• TASK BRIEF:
For each line in the data below that holds "this", return a copy.

• RECORDED INFORMATION:
[Begin]
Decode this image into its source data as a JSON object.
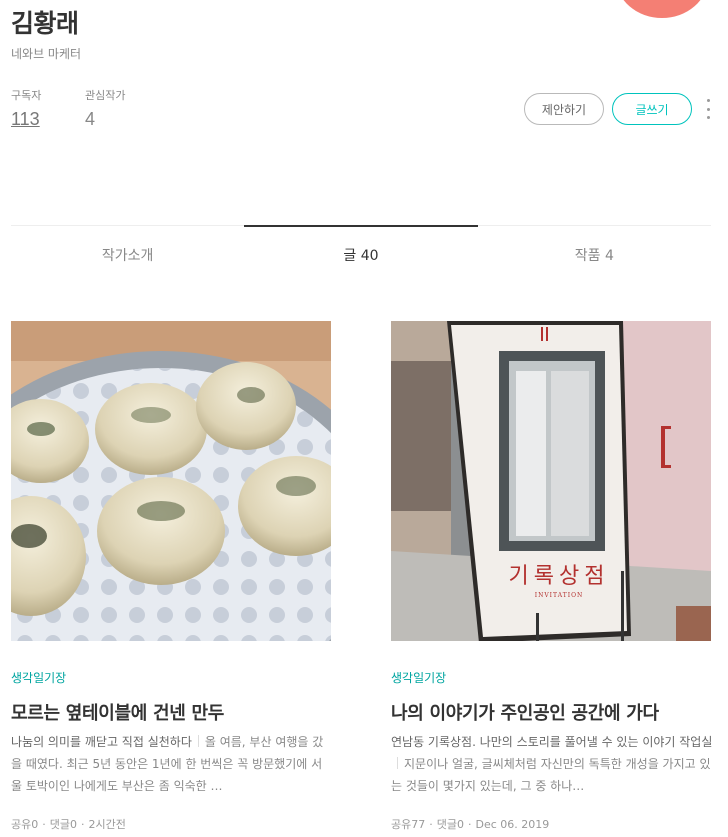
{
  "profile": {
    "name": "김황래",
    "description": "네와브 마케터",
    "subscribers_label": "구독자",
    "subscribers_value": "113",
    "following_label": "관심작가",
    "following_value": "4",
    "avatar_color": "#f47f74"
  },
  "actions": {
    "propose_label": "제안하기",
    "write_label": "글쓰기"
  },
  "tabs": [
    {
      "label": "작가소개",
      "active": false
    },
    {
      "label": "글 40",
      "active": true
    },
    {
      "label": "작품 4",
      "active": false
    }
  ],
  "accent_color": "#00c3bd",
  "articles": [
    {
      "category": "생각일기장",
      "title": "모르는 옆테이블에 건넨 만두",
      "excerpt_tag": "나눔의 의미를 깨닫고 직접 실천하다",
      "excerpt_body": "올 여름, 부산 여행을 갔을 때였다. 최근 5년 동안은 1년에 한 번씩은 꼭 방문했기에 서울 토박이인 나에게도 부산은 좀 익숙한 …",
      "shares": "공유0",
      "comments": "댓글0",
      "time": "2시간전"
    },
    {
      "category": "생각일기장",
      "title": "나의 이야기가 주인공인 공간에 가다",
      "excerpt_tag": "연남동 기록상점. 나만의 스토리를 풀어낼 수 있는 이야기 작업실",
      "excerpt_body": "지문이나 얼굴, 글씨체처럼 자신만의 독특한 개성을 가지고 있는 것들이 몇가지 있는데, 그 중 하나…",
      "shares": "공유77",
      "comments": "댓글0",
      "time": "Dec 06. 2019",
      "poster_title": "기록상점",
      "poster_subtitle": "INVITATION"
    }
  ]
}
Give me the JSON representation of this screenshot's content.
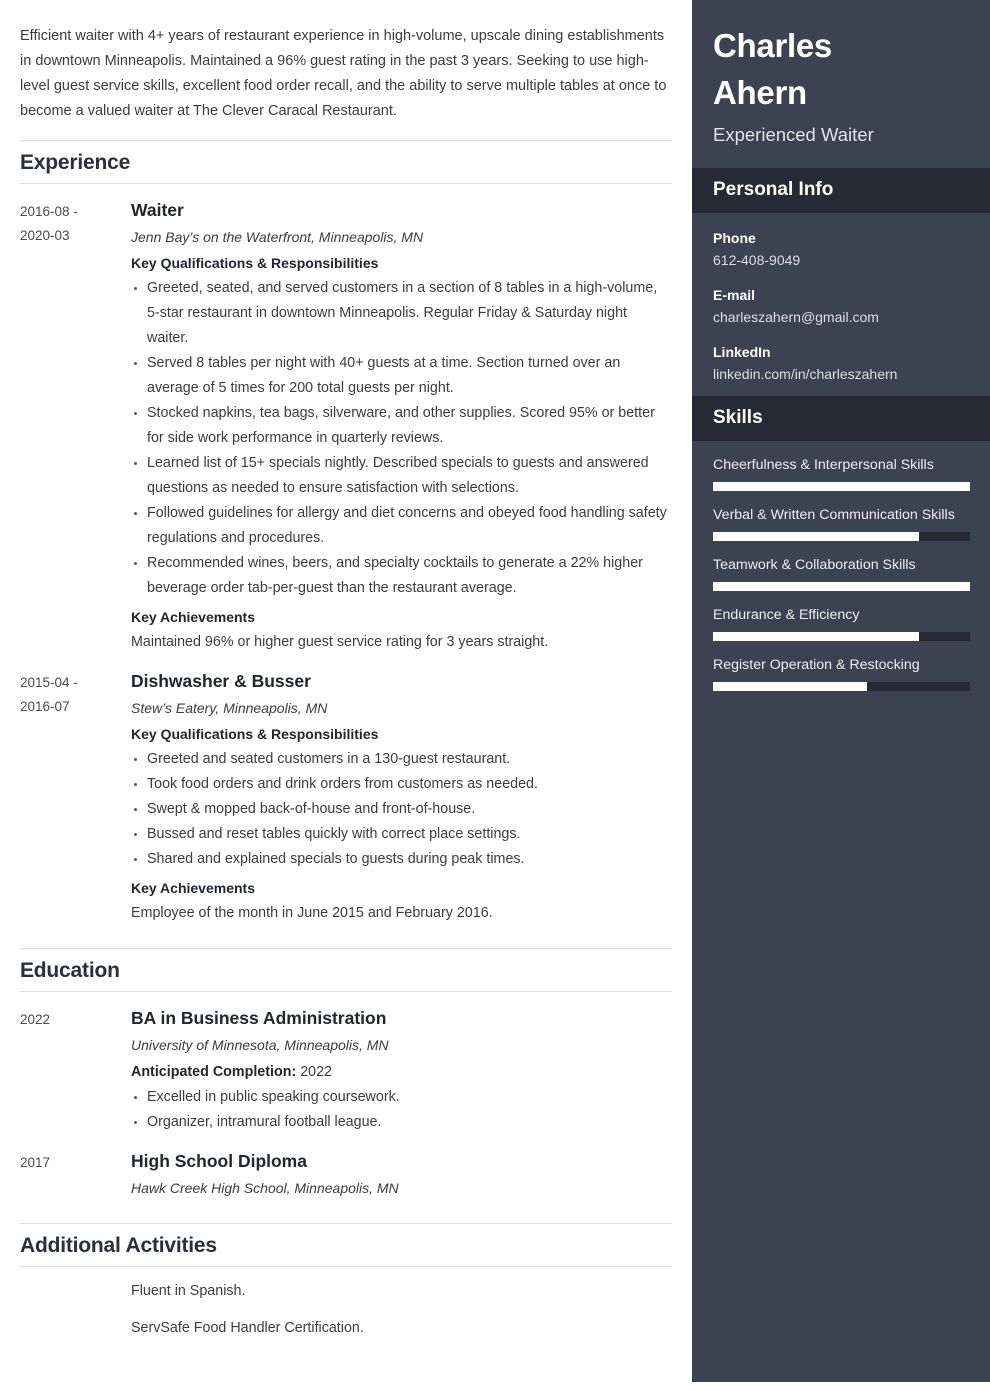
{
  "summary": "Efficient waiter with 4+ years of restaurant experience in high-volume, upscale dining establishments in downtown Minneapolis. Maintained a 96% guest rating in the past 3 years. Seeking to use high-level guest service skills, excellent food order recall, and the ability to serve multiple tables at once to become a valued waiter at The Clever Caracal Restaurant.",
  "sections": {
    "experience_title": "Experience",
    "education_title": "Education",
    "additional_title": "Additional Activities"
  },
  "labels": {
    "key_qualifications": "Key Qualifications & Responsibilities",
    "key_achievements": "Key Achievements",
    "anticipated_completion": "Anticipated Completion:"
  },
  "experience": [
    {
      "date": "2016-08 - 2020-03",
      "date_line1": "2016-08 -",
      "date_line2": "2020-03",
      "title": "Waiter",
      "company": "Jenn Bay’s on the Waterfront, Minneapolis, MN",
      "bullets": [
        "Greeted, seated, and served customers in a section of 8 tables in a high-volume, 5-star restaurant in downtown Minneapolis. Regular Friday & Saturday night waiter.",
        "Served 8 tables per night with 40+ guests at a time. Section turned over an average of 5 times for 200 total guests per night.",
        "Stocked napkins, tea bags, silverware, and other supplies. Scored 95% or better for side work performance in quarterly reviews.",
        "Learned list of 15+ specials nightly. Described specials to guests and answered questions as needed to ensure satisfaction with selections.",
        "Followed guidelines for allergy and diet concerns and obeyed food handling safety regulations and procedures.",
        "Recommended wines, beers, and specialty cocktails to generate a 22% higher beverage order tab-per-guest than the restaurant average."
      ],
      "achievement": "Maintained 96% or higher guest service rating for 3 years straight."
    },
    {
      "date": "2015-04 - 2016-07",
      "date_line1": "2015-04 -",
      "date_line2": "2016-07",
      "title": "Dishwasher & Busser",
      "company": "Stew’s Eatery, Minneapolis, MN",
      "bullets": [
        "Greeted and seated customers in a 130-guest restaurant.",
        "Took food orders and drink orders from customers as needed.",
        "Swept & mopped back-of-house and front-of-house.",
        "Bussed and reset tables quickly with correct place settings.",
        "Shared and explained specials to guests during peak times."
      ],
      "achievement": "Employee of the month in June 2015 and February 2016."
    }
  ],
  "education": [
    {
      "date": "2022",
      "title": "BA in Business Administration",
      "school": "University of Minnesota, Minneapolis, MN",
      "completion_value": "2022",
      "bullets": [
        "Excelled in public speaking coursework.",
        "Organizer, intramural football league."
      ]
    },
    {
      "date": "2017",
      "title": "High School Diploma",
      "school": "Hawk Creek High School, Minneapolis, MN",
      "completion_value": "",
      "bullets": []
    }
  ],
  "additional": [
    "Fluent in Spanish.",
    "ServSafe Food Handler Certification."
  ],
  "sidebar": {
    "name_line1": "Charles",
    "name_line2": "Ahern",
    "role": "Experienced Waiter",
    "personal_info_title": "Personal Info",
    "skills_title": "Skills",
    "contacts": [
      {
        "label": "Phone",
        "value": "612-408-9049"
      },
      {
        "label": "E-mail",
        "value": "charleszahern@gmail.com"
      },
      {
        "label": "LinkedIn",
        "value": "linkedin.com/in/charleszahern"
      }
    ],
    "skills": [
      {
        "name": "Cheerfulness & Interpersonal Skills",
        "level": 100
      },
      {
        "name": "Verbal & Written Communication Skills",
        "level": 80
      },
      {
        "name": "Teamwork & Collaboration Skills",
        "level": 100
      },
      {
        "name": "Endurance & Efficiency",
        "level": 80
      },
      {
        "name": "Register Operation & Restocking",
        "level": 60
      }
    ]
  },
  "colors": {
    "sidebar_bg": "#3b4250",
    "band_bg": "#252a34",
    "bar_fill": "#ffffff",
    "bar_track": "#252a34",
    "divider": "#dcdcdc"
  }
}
[End]
• RESPONSE TO THE EXERCISE:
Decode this image into its source data as a JSON object.
Give me the JSON representation of this screenshot's content.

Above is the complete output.